## Rows from a dataset

▬▬▬▬▬▬

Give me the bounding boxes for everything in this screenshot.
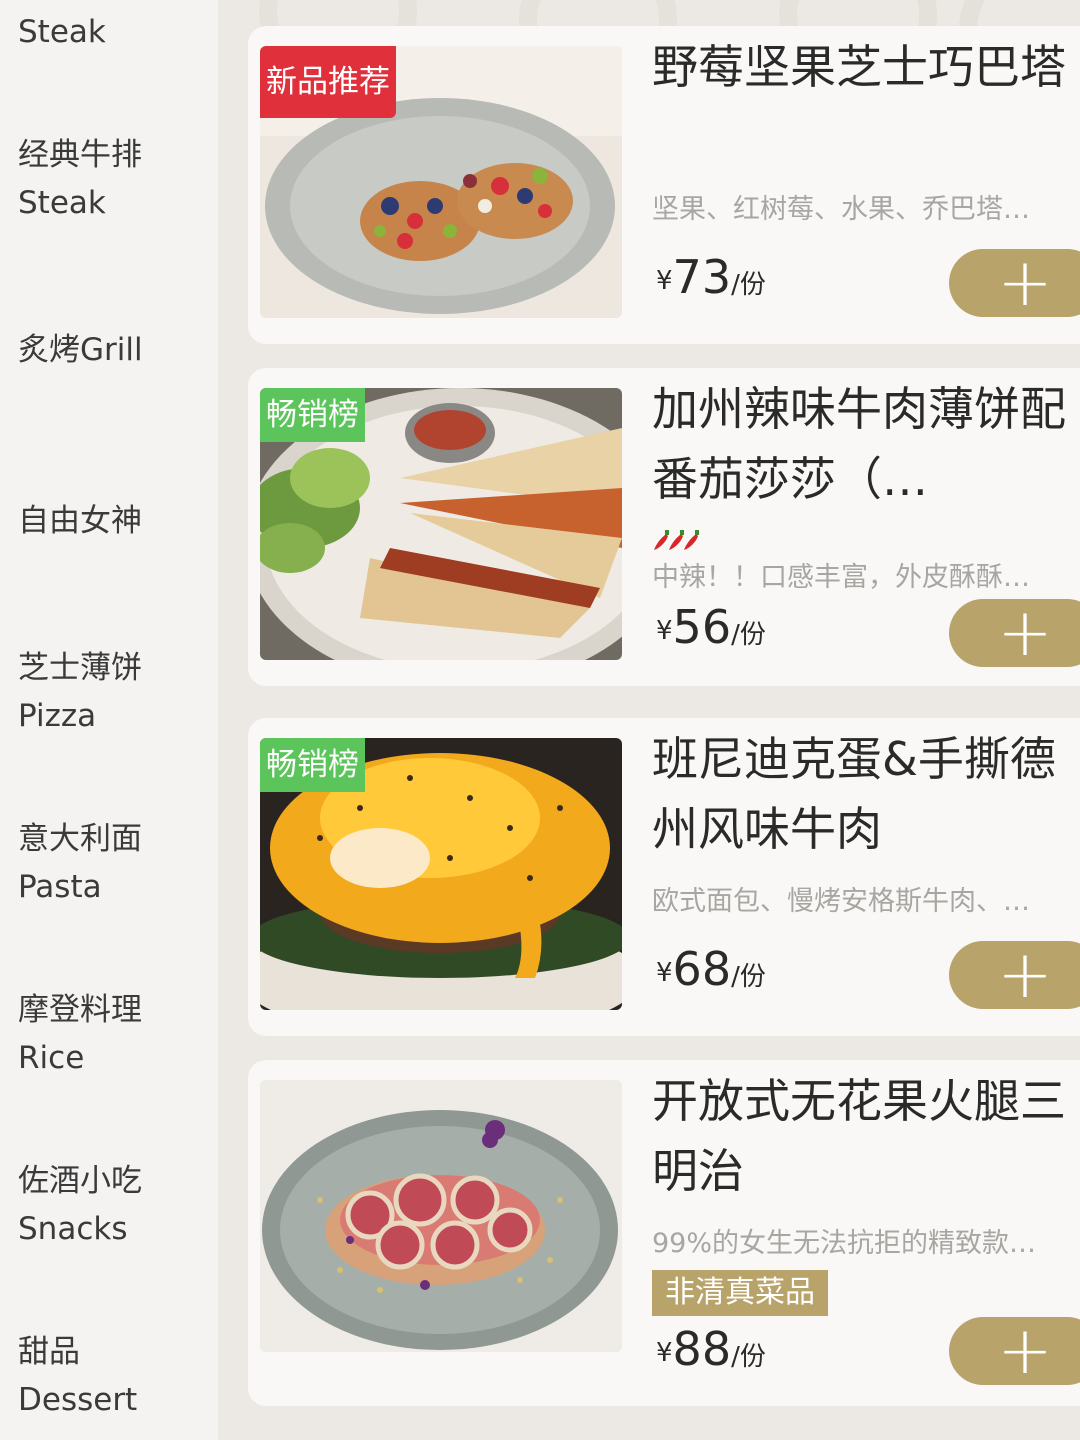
product-description: 欧式面包、慢烤安格斯牛肉、… — [652, 886, 1030, 917]
plus-icon: + — [997, 1312, 1053, 1389]
currency-symbol: ¥ — [656, 1338, 673, 1368]
badge-new: 新品推荐 — [260, 46, 396, 118]
currency-symbol: ¥ — [656, 958, 673, 988]
plus-icon: + — [997, 936, 1053, 1013]
sidebar-item-label-cn: 甜品 — [18, 1334, 80, 1370]
add-to-cart-button[interactable]: + — [949, 941, 1080, 1009]
sidebar-item-label-en: Rice — [18, 1040, 85, 1076]
product-image-bruschetta[interactable]: 新品推荐 — [260, 46, 622, 318]
sidebar-item-pasta[interactable]: 意大利面 Pasta — [18, 815, 208, 911]
product-price: ¥56/份 — [656, 600, 766, 654]
sidebar-item-liberty[interactable]: 自由女神 — [18, 497, 208, 545]
non-halal-tag: 非清真菜品 — [652, 1270, 828, 1316]
plus-icon: + — [997, 244, 1053, 321]
sidebar-item-label-en: Pizza — [18, 698, 97, 734]
product-title: 班尼迪克蛋&手撕德州风味牛肉 — [652, 732, 1056, 856]
sidebar-item-label-cn: 佐酒小吃 — [18, 1163, 142, 1199]
currency-symbol: ¥ — [656, 266, 673, 296]
sidebar-item-steak-top[interactable]: Steak — [18, 8, 208, 56]
product-title: 加州辣味牛肉薄饼配番茄莎莎（… — [652, 382, 1066, 506]
add-to-cart-button[interactable]: + — [949, 599, 1080, 667]
sidebar-item-label-en: Steak — [18, 185, 106, 221]
sidebar-item-label-en: Pasta — [18, 869, 102, 905]
sidebar-item-label-cn: 意大利面 — [18, 821, 142, 857]
sidebar-item-classic-steak[interactable]: 经典牛排 Steak — [18, 131, 208, 227]
price-value: 68 — [672, 942, 732, 996]
price-value: 73 — [672, 250, 732, 304]
product-card[interactable]: 开放式无花果火腿三明治 99%的女生无法抗拒的精致款… 非清真菜品 ¥88/份 … — [248, 1060, 1080, 1406]
sidebar-item-rice[interactable]: 摩登料理 Rice — [18, 986, 208, 1082]
product-card[interactable]: 畅销榜 加州辣味牛肉薄饼配番茄莎莎（… 中辣！！口感丰富，外皮酥酥… ¥56/份… — [248, 368, 1080, 686]
plus-icon: + — [997, 594, 1053, 671]
sidebar-item-pizza[interactable]: 芝士薄饼 Pizza — [18, 644, 208, 740]
price-value: 56 — [672, 600, 732, 654]
price-unit: /份 — [731, 620, 766, 650]
sidebar-item-label-en: Snacks — [18, 1211, 128, 1247]
product-price: ¥88/份 — [656, 1322, 766, 1376]
sidebar-item-label-en: Dessert — [18, 1382, 138, 1418]
sidebar-item-snacks[interactable]: 佐酒小吃 Snacks — [18, 1157, 208, 1253]
product-card[interactable]: 畅销榜 班尼迪克蛋&手撕德州风味牛肉 欧式面包、慢烤安格斯牛肉、… ¥68/份 … — [248, 718, 1080, 1036]
product-image-quesadilla[interactable]: 畅销榜 — [260, 388, 622, 660]
product-title: 野莓坚果芝士巧巴塔 — [652, 40, 1066, 94]
sidebar-item-label-cn: 摩登料理 — [18, 992, 142, 1028]
product-title: 开放式无花果火腿三明治 — [652, 1074, 1066, 1198]
add-to-cart-button[interactable]: + — [949, 1317, 1080, 1385]
price-unit: /份 — [731, 1342, 766, 1372]
sidebar-item-label-cn: 炙烤Grill — [18, 332, 143, 368]
product-card[interactable]: 新品推荐 野莓坚果芝士巧巴塔 坚果、红树莓、水果、乔巴塔… ¥73/份 + — [248, 26, 1080, 344]
add-to-cart-button[interactable]: + — [949, 249, 1080, 317]
price-unit: /份 — [731, 270, 766, 300]
badge-bestseller: 畅销榜 — [260, 738, 365, 792]
product-description: 99%的女生无法抗拒的精致款… — [652, 1228, 1037, 1259]
sidebar-item-label-en: Steak — [18, 14, 106, 50]
product-price: ¥73/份 — [656, 250, 766, 304]
product-price: ¥68/份 — [656, 942, 766, 996]
product-image-fig-sandwich[interactable] — [260, 1080, 622, 1352]
badge-bestseller: 畅销榜 — [260, 388, 365, 442]
sidebar-item-label-cn: 芝士薄饼 — [18, 650, 142, 686]
category-sidebar: Steak 经典牛排 Steak 炙烤Grill 自由女神 芝士薄饼 Pizza… — [0, 0, 218, 1440]
chili-pepper-icon — [654, 530, 699, 550]
price-unit: /份 — [731, 962, 766, 992]
sidebar-item-dessert[interactable]: 甜品 Dessert — [18, 1328, 208, 1424]
sidebar-item-label-cn: 自由女神 — [18, 503, 142, 539]
price-value: 88 — [672, 1322, 732, 1376]
product-image-eggs-benedict[interactable]: 畅销榜 — [260, 738, 622, 1010]
currency-symbol: ¥ — [656, 616, 673, 646]
product-description: 坚果、红树莓、水果、乔巴塔… — [652, 194, 1030, 225]
fig-sandwich-photo — [260, 1080, 622, 1352]
product-list: 新品推荐 野莓坚果芝士巧巴塔 坚果、红树莓、水果、乔巴塔… ¥73/份 + 畅销… — [218, 0, 1080, 1440]
sidebar-item-label-cn: 经典牛排 — [18, 137, 142, 173]
product-description: 中辣！！口感丰富，外皮酥酥… — [652, 562, 1030, 593]
sidebar-item-grill[interactable]: 炙烤Grill — [18, 326, 208, 374]
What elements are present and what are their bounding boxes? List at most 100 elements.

▬▬▬▬▬▬

## TASK OBJECTIVE
Return every line of the records that contains the string "bestseller", matching case exactly.

## RESPONSE TO THIS EXERCISE
badge-bestseller: 畅销榜 — [260, 738, 365, 792]
badge-bestseller: 畅销榜 — [260, 388, 365, 442]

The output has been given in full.